[Work to do] Your task is to repeat all of the data exactly while excluding the pictures.

[Material for this exercise]
** Begin **

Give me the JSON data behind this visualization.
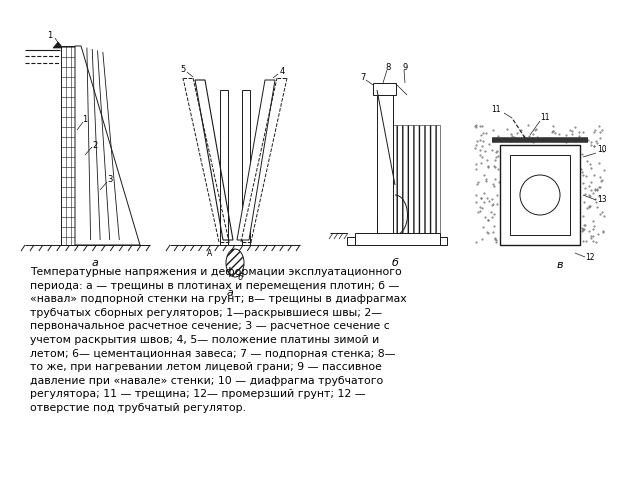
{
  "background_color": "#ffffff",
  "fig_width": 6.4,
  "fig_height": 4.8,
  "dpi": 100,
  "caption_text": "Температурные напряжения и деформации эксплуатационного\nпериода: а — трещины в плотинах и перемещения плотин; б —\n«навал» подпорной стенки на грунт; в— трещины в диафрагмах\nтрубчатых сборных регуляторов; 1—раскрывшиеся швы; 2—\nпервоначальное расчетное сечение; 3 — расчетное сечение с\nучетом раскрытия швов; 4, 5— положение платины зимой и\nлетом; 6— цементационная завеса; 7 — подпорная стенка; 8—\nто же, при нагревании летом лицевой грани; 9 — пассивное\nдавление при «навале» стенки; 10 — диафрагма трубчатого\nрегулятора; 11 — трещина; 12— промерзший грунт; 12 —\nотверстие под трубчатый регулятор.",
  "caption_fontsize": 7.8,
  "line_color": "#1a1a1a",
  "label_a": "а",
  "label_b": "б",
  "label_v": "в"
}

** End **

[Task response]
Give me the JSON data behind this visualization.
{
  "background_color": "#ffffff",
  "fig_width": 6.4,
  "fig_height": 4.8,
  "dpi": 100,
  "caption_text": "Температурные напряжения и деформации эксплуатационного\nпериода: а — трещины в плотинах и перемещения плотин; б —\n«навал» подпорной стенки на грунт; в— трещины в диафрагмах\nтрубчатых сборных регуляторов; 1—раскрывшиеся швы; 2—\nпервоначальное расчетное сечение; 3 — расчетное сечение с\nучетом раскрытия швов; 4, 5— положение платины зимой и\nлетом; 6— цементационная завеса; 7 — подпорная стенка; 8—\nто же, при нагревании летом лицевой грани; 9 — пассивное\nдавление при «навале» стенки; 10 — диафрагма трубчатого\nрегулятора; 11 — трещина; 12— промерзший грунт; 12 —\nотверстие под трубчатый регулятор.",
  "caption_fontsize": 7.8,
  "line_color": "#1a1a1a",
  "label_a": "а",
  "label_b": "б",
  "label_v": "в"
}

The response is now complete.